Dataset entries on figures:
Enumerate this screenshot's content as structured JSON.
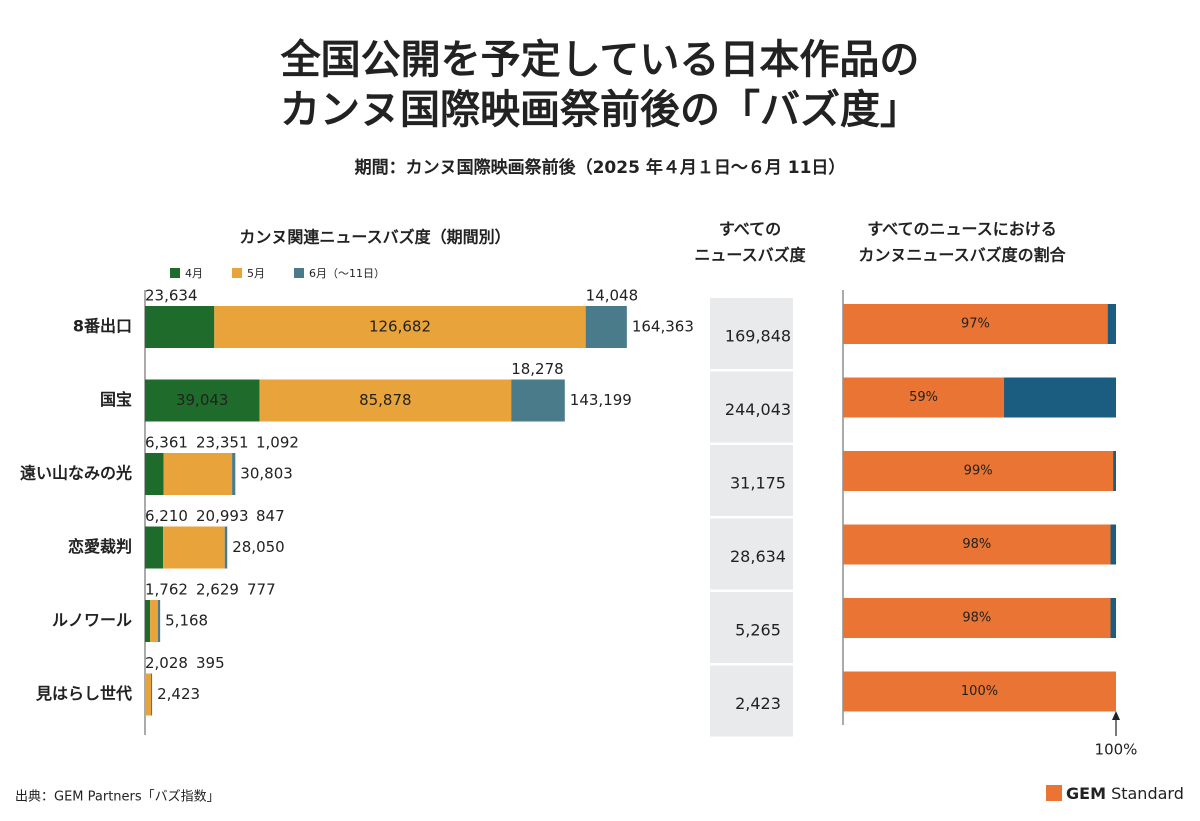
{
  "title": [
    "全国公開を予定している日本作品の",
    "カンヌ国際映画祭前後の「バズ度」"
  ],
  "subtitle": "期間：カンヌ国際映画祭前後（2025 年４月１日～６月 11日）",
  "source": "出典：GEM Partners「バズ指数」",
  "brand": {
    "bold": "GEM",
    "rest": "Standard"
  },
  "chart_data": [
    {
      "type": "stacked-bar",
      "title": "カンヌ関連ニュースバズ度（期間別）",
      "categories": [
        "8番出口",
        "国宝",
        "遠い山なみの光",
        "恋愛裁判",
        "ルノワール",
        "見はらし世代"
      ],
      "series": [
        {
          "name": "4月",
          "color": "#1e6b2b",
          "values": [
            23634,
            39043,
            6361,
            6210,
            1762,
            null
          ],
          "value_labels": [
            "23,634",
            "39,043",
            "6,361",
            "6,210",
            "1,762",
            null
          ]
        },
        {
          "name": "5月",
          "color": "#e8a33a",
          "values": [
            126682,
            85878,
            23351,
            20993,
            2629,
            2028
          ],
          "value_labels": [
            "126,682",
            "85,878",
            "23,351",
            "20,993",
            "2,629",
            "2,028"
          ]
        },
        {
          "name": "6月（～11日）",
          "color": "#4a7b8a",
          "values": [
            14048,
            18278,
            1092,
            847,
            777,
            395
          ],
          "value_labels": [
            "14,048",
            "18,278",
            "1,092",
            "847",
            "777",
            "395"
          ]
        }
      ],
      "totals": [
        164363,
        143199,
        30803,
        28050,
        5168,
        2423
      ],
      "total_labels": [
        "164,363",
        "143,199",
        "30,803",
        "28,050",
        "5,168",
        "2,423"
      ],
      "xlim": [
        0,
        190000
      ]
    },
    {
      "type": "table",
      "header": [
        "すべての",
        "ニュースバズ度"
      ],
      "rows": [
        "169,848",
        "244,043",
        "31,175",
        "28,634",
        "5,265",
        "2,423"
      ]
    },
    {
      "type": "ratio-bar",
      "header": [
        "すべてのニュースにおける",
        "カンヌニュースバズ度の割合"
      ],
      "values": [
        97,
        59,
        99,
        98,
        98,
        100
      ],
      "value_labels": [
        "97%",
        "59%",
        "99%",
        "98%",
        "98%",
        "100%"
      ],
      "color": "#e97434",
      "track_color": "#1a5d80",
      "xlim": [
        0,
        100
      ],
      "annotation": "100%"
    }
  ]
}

# [What you need to do]
What is needed is an exact reproduction of the data, pictures excluded.

# [Expected output]
Enumerate this screenshot's content as structured JSON.
{
  "title": [
    "全国公開を予定している日本作品の",
    "カンヌ国際映画祭前後の「バズ度」"
  ],
  "subtitle": "期間：カンヌ国際映画祭前後（2025 年４月１日～６月 11日）",
  "source": "出典：GEM Partners「バズ指数」",
  "brand": {
    "bold": "GEM",
    "rest": "Standard"
  },
  "chart_data": [
    {
      "type": "stacked-bar",
      "title": "カンヌ関連ニュースバズ度（期間別）",
      "categories": [
        "8番出口",
        "国宝",
        "遠い山なみの光",
        "恋愛裁判",
        "ルノワール",
        "見はらし世代"
      ],
      "series": [
        {
          "name": "4月",
          "color": "#1e6b2b",
          "values": [
            23634,
            39043,
            6361,
            6210,
            1762,
            null
          ],
          "value_labels": [
            "23,634",
            "39,043",
            "6,361",
            "6,210",
            "1,762",
            null
          ]
        },
        {
          "name": "5月",
          "color": "#e8a33a",
          "values": [
            126682,
            85878,
            23351,
            20993,
            2629,
            2028
          ],
          "value_labels": [
            "126,682",
            "85,878",
            "23,351",
            "20,993",
            "2,629",
            "2,028"
          ]
        },
        {
          "name": "6月（～11日）",
          "color": "#4a7b8a",
          "values": [
            14048,
            18278,
            1092,
            847,
            777,
            395
          ],
          "value_labels": [
            "14,048",
            "18,278",
            "1,092",
            "847",
            "777",
            "395"
          ]
        }
      ],
      "totals": [
        164363,
        143199,
        30803,
        28050,
        5168,
        2423
      ],
      "total_labels": [
        "164,363",
        "143,199",
        "30,803",
        "28,050",
        "5,168",
        "2,423"
      ],
      "xlim": [
        0,
        190000
      ]
    },
    {
      "type": "table",
      "header": [
        "すべての",
        "ニュースバズ度"
      ],
      "rows": [
        "169,848",
        "244,043",
        "31,175",
        "28,634",
        "5,265",
        "2,423"
      ]
    },
    {
      "type": "ratio-bar",
      "header": [
        "すべてのニュースにおける",
        "カンヌニュースバズ度の割合"
      ],
      "values": [
        97,
        59,
        99,
        98,
        98,
        100
      ],
      "value_labels": [
        "97%",
        "59%",
        "99%",
        "98%",
        "98%",
        "100%"
      ],
      "color": "#e97434",
      "track_color": "#1a5d80",
      "xlim": [
        0,
        100
      ],
      "annotation": "100%"
    }
  ]
}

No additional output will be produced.